:: EXTRACTED MATERIAL ::

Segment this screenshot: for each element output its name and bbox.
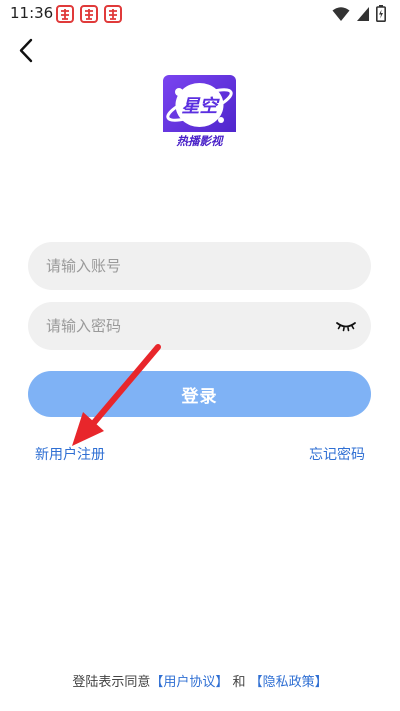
logo-title: 星空 <box>182 96 221 117</box>
agreement-prefix: 登陆表示同意 <box>72 675 151 690</box>
login-button[interactable]: 登录 <box>28 371 371 417</box>
back-button[interactable] <box>12 36 42 66</box>
password-field <box>28 302 371 350</box>
account-input[interactable] <box>46 242 326 290</box>
password-input[interactable] <box>46 302 326 350</box>
signal-icon <box>357 6 369 21</box>
chevron-left-icon <box>19 38 33 63</box>
app-notification-icon <box>80 5 98 23</box>
logo-subtitle: 热播影视 <box>176 134 225 148</box>
forgot-password-link[interactable]: 忘记密码 <box>309 444 365 464</box>
password-visibility-toggle[interactable] <box>335 316 357 336</box>
user-agreement-link[interactable]: 【用户协议】 <box>150 675 228 690</box>
eye-closed-icon <box>336 322 356 332</box>
register-link[interactable]: 新用户注册 <box>35 444 105 464</box>
app-notification-icon <box>104 5 122 23</box>
app-logo: 星空 热播影视 <box>163 75 236 148</box>
agreement-text: 登陆表示同意【用户协议】 和 【隐私政策】 <box>0 671 400 690</box>
agreement-conjunction: 和 <box>232 675 246 690</box>
account-field <box>28 242 371 290</box>
battery-icon <box>376 5 386 22</box>
privacy-policy-link[interactable]: 【隐私政策】 <box>250 675 328 690</box>
status-bar: 11:36 <box>0 0 400 28</box>
status-time: 11:36 <box>10 4 54 22</box>
app-notification-icon <box>56 5 74 23</box>
wifi-icon <box>332 6 350 21</box>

:::

# TASK TO CARRY OUT
Repeat the lines above word for word, but leave out the picture.

# WRITTEN SOLUTION
Segment this screenshot: for each element output its name and bbox.
logo-title: 星空 <box>182 96 221 117</box>
agreement-prefix: 登陆表示同意 <box>72 675 151 690</box>
login-button[interactable]: 登录 <box>28 371 371 417</box>
back-button[interactable] <box>12 36 42 66</box>
password-field <box>28 302 371 350</box>
account-input[interactable] <box>46 242 326 290</box>
password-input[interactable] <box>46 302 326 350</box>
signal-icon <box>357 6 369 21</box>
chevron-left-icon <box>19 38 33 63</box>
app-notification-icon <box>80 5 98 23</box>
logo-subtitle: 热播影视 <box>176 134 225 148</box>
forgot-password-link[interactable]: 忘记密码 <box>309 444 365 464</box>
password-visibility-toggle[interactable] <box>335 316 357 336</box>
user-agreement-link[interactable]: 【用户协议】 <box>150 675 228 690</box>
eye-closed-icon <box>336 322 356 332</box>
register-link[interactable]: 新用户注册 <box>35 444 105 464</box>
app-notification-icon <box>104 5 122 23</box>
app-logo: 星空 热播影视 <box>163 75 236 148</box>
agreement-text: 登陆表示同意【用户协议】 和 【隐私政策】 <box>0 671 400 690</box>
agreement-conjunction: 和 <box>232 675 246 690</box>
account-field <box>28 242 371 290</box>
battery-icon <box>376 5 386 22</box>
privacy-policy-link[interactable]: 【隐私政策】 <box>250 675 328 690</box>
status-bar: 11:36 <box>0 0 400 28</box>
status-time: 11:36 <box>10 4 54 22</box>
app-notification-icon <box>56 5 74 23</box>
wifi-icon <box>332 6 350 21</box>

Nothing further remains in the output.